## BRIEF
Set out every line bearing the string "Tweeverdieners".

#### LISTED ENTRIES

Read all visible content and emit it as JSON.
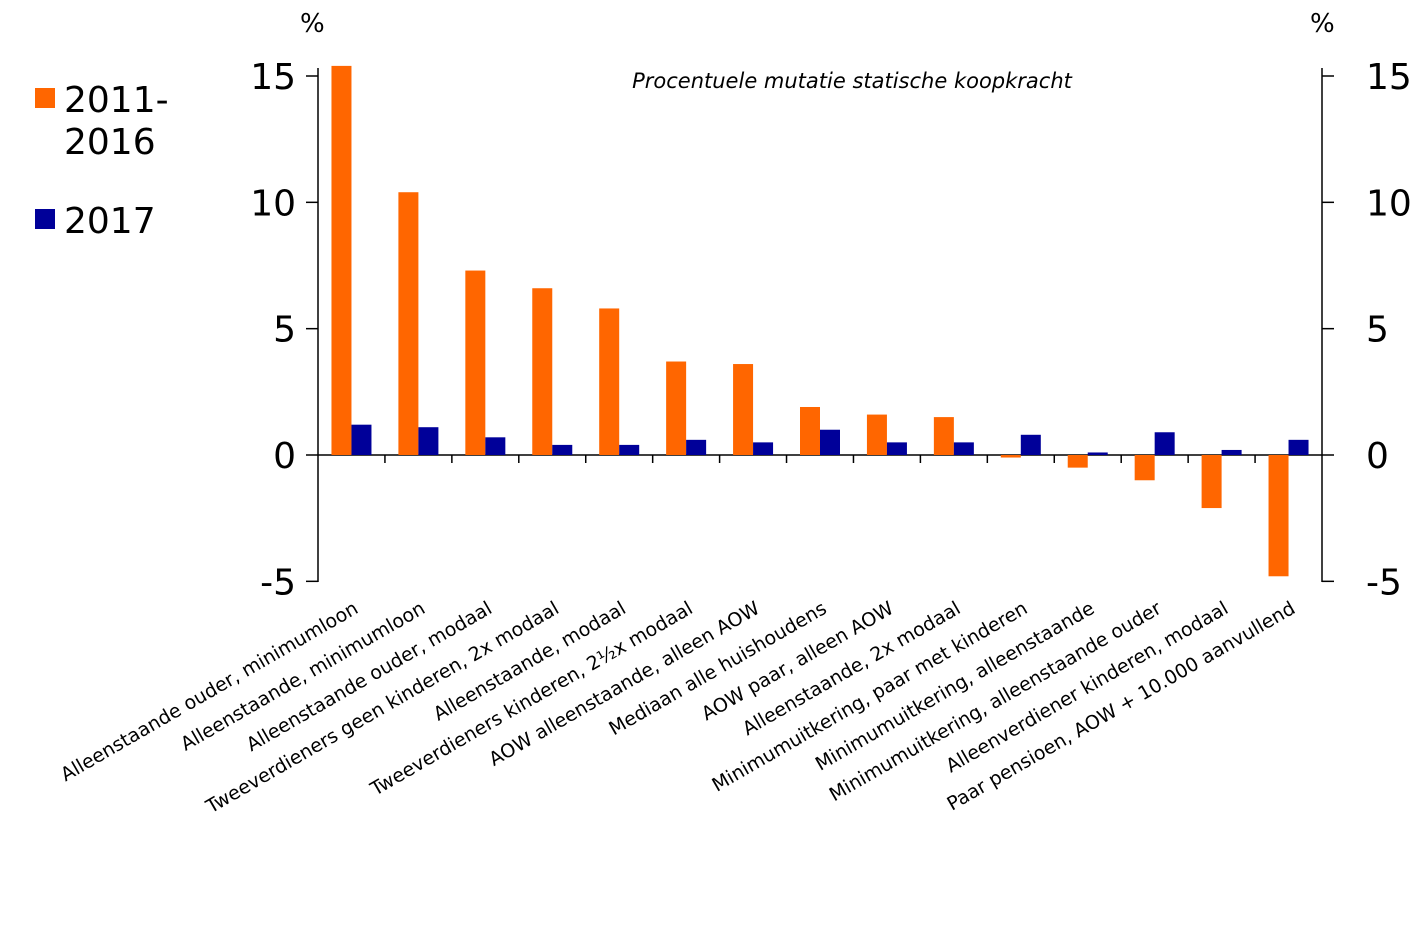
{
  "chart_data": {
    "type": "bar",
    "subtitle": "Procentuele mutatie statische koopkracht",
    "y_unit_left": "%",
    "y_unit_right": "%",
    "ylim": [
      -5,
      15
    ],
    "yticks": [
      -5,
      0,
      5,
      10,
      15
    ],
    "grid": false,
    "legend_position": "left",
    "categories": [
      "Alleenstaande ouder, minimumloon",
      "Alleenstaande, minimumloon",
      "Alleenstaande ouder, modaal",
      "Tweeverdieners geen kinderen, 2x modaal",
      "Alleenstaande, modaal",
      "Tweeverdieners kinderen, 2½x modaal",
      "AOW alleenstaande, alleen AOW",
      "Mediaan alle huishoudens",
      "AOW paar, alleen AOW",
      "Alleenstaande, 2x modaal",
      "Minimumuitkering, paar met kinderen",
      "Minimumuitkering, alleenstaande",
      "Minimumuitkering, alleenstaande ouder",
      "Alleenverdiener kinderen, modaal",
      "Paar pensioen, AOW + 10.000 aanvullend"
    ],
    "series": [
      {
        "name": "2011-2016",
        "legend_lines": [
          "2011-",
          "2016"
        ],
        "color": "#FF6600",
        "values": [
          15.4,
          10.4,
          7.3,
          6.6,
          5.8,
          3.7,
          3.6,
          1.9,
          1.6,
          1.5,
          -0.1,
          -0.5,
          -1.0,
          -2.1,
          -4.8
        ]
      },
      {
        "name": "2017",
        "legend_lines": [
          "2017"
        ],
        "color": "#000099",
        "values": [
          1.2,
          1.1,
          0.7,
          0.4,
          0.4,
          0.6,
          0.5,
          1.0,
          0.5,
          0.5,
          0.8,
          0.1,
          0.9,
          0.2,
          0.6
        ]
      }
    ]
  }
}
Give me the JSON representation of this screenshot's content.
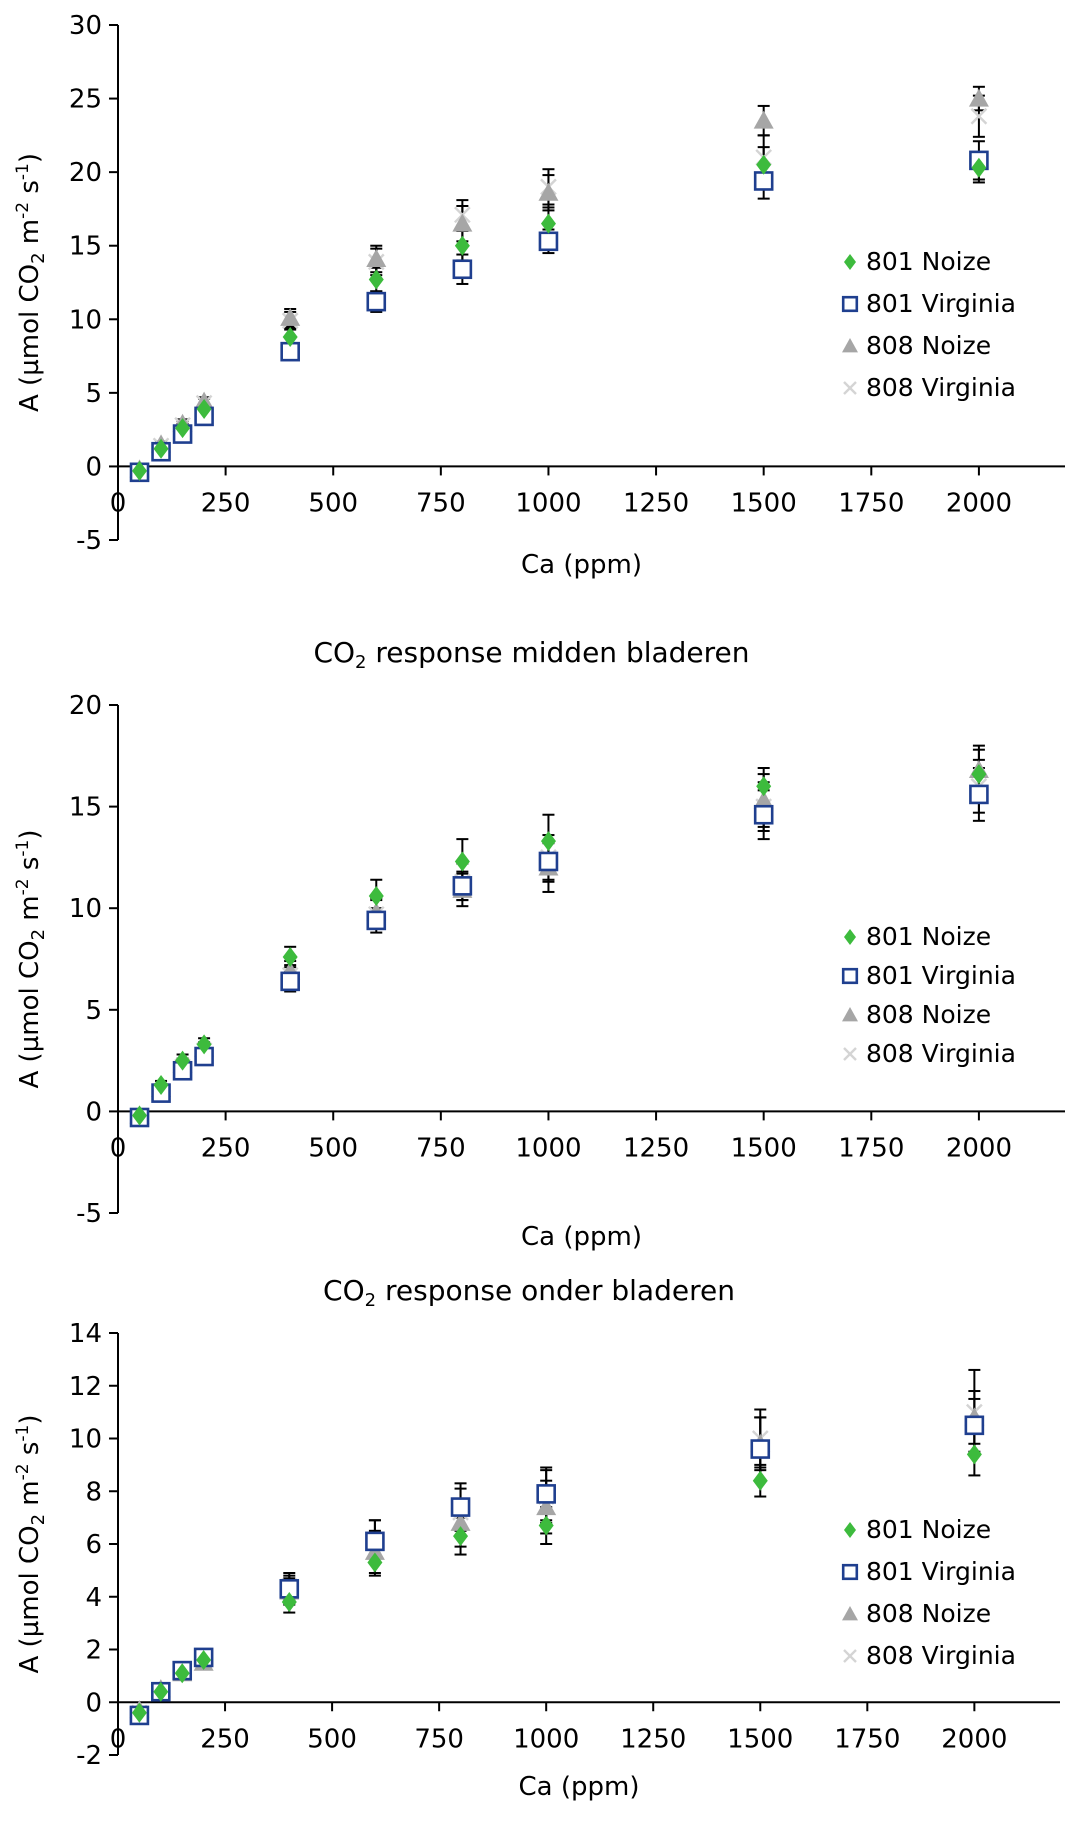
{
  "legend_names": [
    "801 Noize",
    "801 Virginia",
    "808 Noize",
    "808 Virginia"
  ],
  "colors": {
    "801 Noize": "#3dbb3d",
    "801 Virginia": "#1f3f8f",
    "808 Noize": "#a6a6a6",
    "808 Virginia": "#d4d4d4"
  },
  "chart_data": [
    {
      "type": "scatter",
      "title": "",
      "title_sub": "",
      "title_rest": "",
      "xlabel": "Ca (ppm)",
      "ylabel": "A (µmol CO2 m-2 s-1)",
      "xlim": [
        0,
        2200
      ],
      "ylim": [
        -5,
        30
      ],
      "xticks": [
        0,
        250,
        500,
        750,
        1000,
        1250,
        1500,
        1750,
        2000
      ],
      "yticks": [
        -5,
        0,
        5,
        10,
        15,
        20,
        25,
        30
      ],
      "legend_position": "right",
      "series": [
        {
          "name": "801 Noize",
          "x": [
            50,
            100,
            150,
            200,
            400,
            600,
            800,
            1000,
            1500,
            2000
          ],
          "y": [
            -0.3,
            1.2,
            2.6,
            3.9,
            8.8,
            12.7,
            15.0,
            16.5,
            20.5,
            20.3
          ],
          "err": [
            0.2,
            0.2,
            0.3,
            0.3,
            0.6,
            0.8,
            1.0,
            1.1,
            1.2,
            1.0
          ]
        },
        {
          "name": "801 Virginia",
          "x": [
            50,
            100,
            150,
            200,
            400,
            600,
            800,
            1000,
            1500,
            2000
          ],
          "y": [
            -0.4,
            1.0,
            2.2,
            3.4,
            7.8,
            11.2,
            13.4,
            15.3,
            19.4,
            20.8
          ],
          "err": [
            0.2,
            0.2,
            0.3,
            0.3,
            0.5,
            0.7,
            1.0,
            0.8,
            1.2,
            1.3
          ]
        },
        {
          "name": "808 Noize",
          "x": [
            50,
            100,
            150,
            200,
            400,
            600,
            800,
            1000,
            1500,
            2000
          ],
          "y": [
            -0.2,
            1.5,
            2.9,
            4.4,
            10.1,
            14.1,
            16.5,
            18.6,
            23.5,
            25.0
          ],
          "err": [
            0.2,
            0.2,
            0.3,
            0.3,
            0.6,
            0.9,
            1.2,
            1.2,
            1.0,
            0.8
          ]
        },
        {
          "name": "808 Virginia",
          "x": [
            50,
            100,
            150,
            200,
            400,
            600,
            800,
            1000,
            1500,
            2000
          ],
          "y": [
            -0.3,
            1.4,
            2.8,
            4.3,
            9.9,
            13.9,
            17.1,
            19.0,
            21.0,
            23.8
          ],
          "err": [
            0.2,
            0.2,
            0.3,
            0.3,
            0.6,
            0.9,
            1.0,
            1.2,
            1.5,
            1.4
          ]
        }
      ]
    },
    {
      "type": "scatter",
      "title": "CO2 response midden bladeren",
      "title_sub": "2",
      "title_rest": " response midden bladeren",
      "xlabel": "Ca (ppm)",
      "ylabel": "A (µmol CO2 m-2 s-1)",
      "xlim": [
        0,
        2200
      ],
      "ylim": [
        -5,
        20
      ],
      "xticks": [
        0,
        250,
        500,
        750,
        1000,
        1250,
        1500,
        1750,
        2000
      ],
      "yticks": [
        -5,
        0,
        5,
        10,
        15,
        20
      ],
      "legend_position": "right",
      "series": [
        {
          "name": "801 Noize",
          "x": [
            50,
            100,
            150,
            200,
            400,
            600,
            800,
            1000,
            1500,
            2000
          ],
          "y": [
            -0.2,
            1.3,
            2.5,
            3.3,
            7.6,
            10.6,
            12.3,
            13.3,
            16.0,
            16.6
          ],
          "err": [
            0.2,
            0.2,
            0.3,
            0.3,
            0.5,
            0.8,
            1.1,
            1.3,
            0.9,
            1.2
          ]
        },
        {
          "name": "801 Virginia",
          "x": [
            50,
            100,
            150,
            200,
            400,
            600,
            800,
            1000,
            1500,
            2000
          ],
          "y": [
            -0.3,
            0.9,
            2.0,
            2.7,
            6.4,
            9.4,
            11.1,
            12.3,
            14.6,
            15.6
          ],
          "err": [
            0.2,
            0.2,
            0.3,
            0.3,
            0.5,
            0.6,
            0.7,
            1.0,
            1.2,
            1.3
          ]
        },
        {
          "name": "808 Noize",
          "x": [
            50,
            100,
            150,
            200,
            400,
            600,
            800,
            1000,
            1500,
            2000
          ],
          "y": [
            -0.2,
            1.1,
            2.3,
            3.1,
            6.9,
            9.8,
            10.9,
            12.0,
            15.3,
            16.8
          ],
          "err": [
            0.2,
            0.2,
            0.3,
            0.3,
            0.5,
            0.7,
            0.8,
            1.2,
            1.3,
            1.2
          ]
        },
        {
          "name": "808 Virginia",
          "x": [
            50,
            100,
            150,
            200,
            400,
            600,
            800,
            1000,
            1500,
            2000
          ],
          "y": [
            -0.3,
            1.0,
            2.2,
            3.0,
            6.7,
            9.7,
            11.3,
            12.5,
            15.0,
            16.0
          ],
          "err": [
            0.2,
            0.2,
            0.3,
            0.3,
            0.5,
            0.7,
            0.9,
            1.1,
            1.2,
            1.3
          ]
        }
      ]
    },
    {
      "type": "scatter",
      "title": "CO2 response onder bladeren",
      "title_sub": "2",
      "title_rest": " response onder bladeren",
      "xlabel": "Ca (ppm)",
      "ylabel": "A (µmol CO2 m-2 s-1)",
      "xlim": [
        0,
        2200
      ],
      "ylim": [
        -2,
        14
      ],
      "xticks": [
        0,
        250,
        500,
        750,
        1000,
        1250,
        1500,
        1750,
        2000
      ],
      "yticks": [
        -2,
        0,
        2,
        4,
        6,
        8,
        10,
        12,
        14
      ],
      "legend_position": "right",
      "series": [
        {
          "name": "801 Noize",
          "x": [
            50,
            100,
            150,
            200,
            400,
            600,
            800,
            1000,
            1500,
            2000
          ],
          "y": [
            -0.4,
            0.4,
            1.1,
            1.6,
            3.8,
            5.3,
            6.3,
            6.7,
            8.4,
            9.4
          ],
          "err": [
            0.1,
            0.1,
            0.2,
            0.2,
            0.4,
            0.5,
            0.7,
            0.7,
            0.6,
            0.8
          ]
        },
        {
          "name": "801 Virginia",
          "x": [
            50,
            100,
            150,
            200,
            400,
            600,
            800,
            1000,
            1500,
            2000
          ],
          "y": [
            -0.5,
            0.4,
            1.2,
            1.7,
            4.3,
            6.1,
            7.4,
            7.9,
            9.6,
            10.5
          ],
          "err": [
            0.1,
            0.1,
            0.2,
            0.2,
            0.5,
            0.8,
            0.9,
            1.0,
            1.2,
            1.0
          ]
        },
        {
          "name": "808 Noize",
          "x": [
            50,
            100,
            150,
            200,
            400,
            600,
            800,
            1000,
            1500,
            2000
          ],
          "y": [
            -0.3,
            0.5,
            1.1,
            1.5,
            4.2,
            5.7,
            6.8,
            7.4,
            9.8,
            10.8
          ],
          "err": [
            0.1,
            0.1,
            0.2,
            0.2,
            0.5,
            0.8,
            0.9,
            1.0,
            1.0,
            1.0
          ]
        },
        {
          "name": "808 Virginia",
          "x": [
            50,
            100,
            150,
            200,
            400,
            600,
            800,
            1000,
            1500,
            2000
          ],
          "y": [
            -0.4,
            0.4,
            1.2,
            1.6,
            4.4,
            6.1,
            7.2,
            7.8,
            10.0,
            11.0
          ],
          "err": [
            0.1,
            0.1,
            0.2,
            0.2,
            0.5,
            0.8,
            0.9,
            1.0,
            1.1,
            1.6
          ]
        }
      ]
    }
  ]
}
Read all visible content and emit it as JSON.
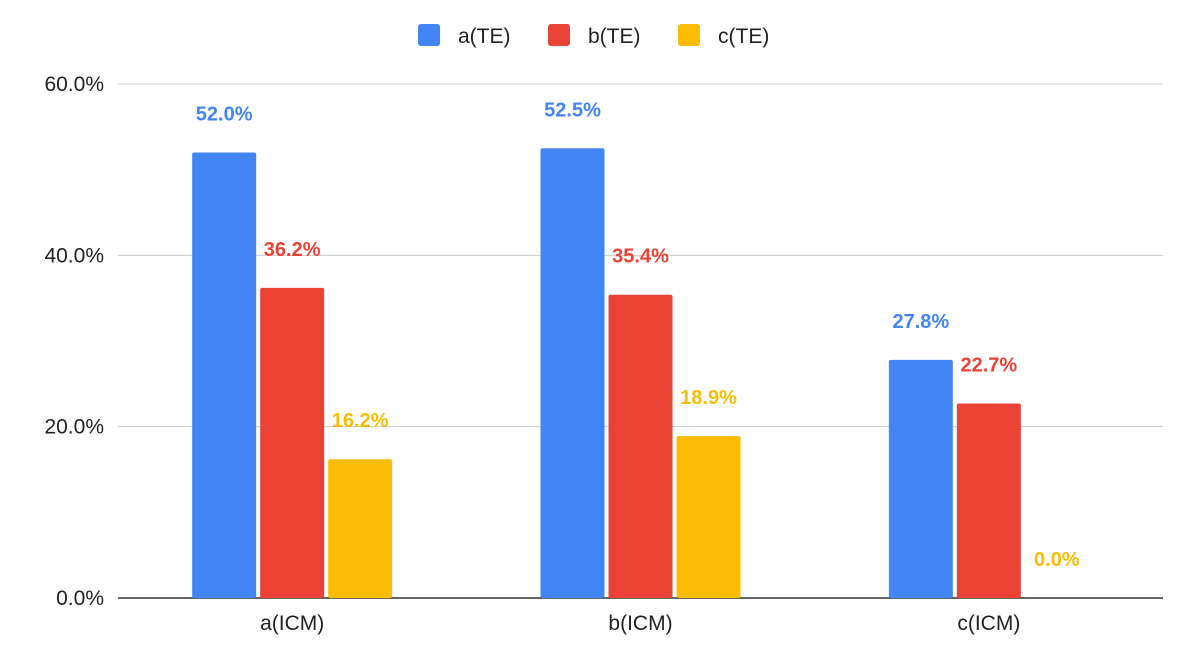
{
  "chart_data": {
    "type": "bar",
    "title": "",
    "xlabel": "",
    "ylabel": "",
    "categories": [
      "a(ICM)",
      "b(ICM)",
      "c(ICM)"
    ],
    "series": [
      {
        "name": "a(TE)",
        "color": "#4285F4",
        "values": [
          52.0,
          52.5,
          27.8
        ],
        "labels": [
          "52.0%",
          "52.5%",
          "27.8%"
        ]
      },
      {
        "name": "b(TE)",
        "color": "#EA4335",
        "values": [
          36.2,
          35.4,
          22.7
        ],
        "labels": [
          "36.2%",
          "35.4%",
          "22.7%"
        ]
      },
      {
        "name": "c(TE)",
        "color": "#FBBC04",
        "values": [
          16.2,
          18.9,
          0.0
        ],
        "labels": [
          "16.2%",
          "18.9%",
          "0.0%"
        ]
      }
    ],
    "ylim": [
      0,
      60
    ],
    "yticks": [
      0,
      20,
      40,
      60
    ],
    "ytick_labels": [
      "0.0%",
      "20.0%",
      "40.0%",
      "60.0%"
    ],
    "grid": true,
    "legend_position": "top-center"
  }
}
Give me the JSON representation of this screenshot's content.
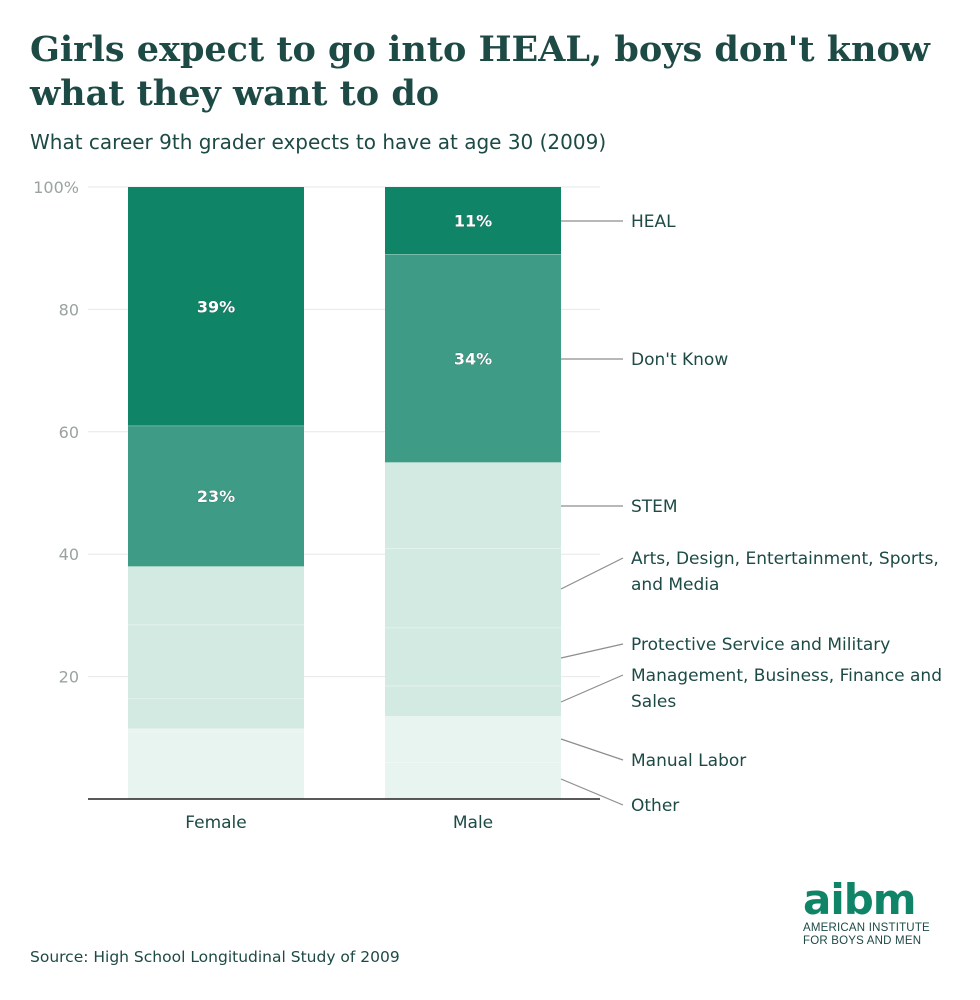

########

## WRITTEN RESPONSE
      "Tweeverdieners geen kinderen, 2x modaal",
      "Tweeverdieners kinderen, 2½x modaal",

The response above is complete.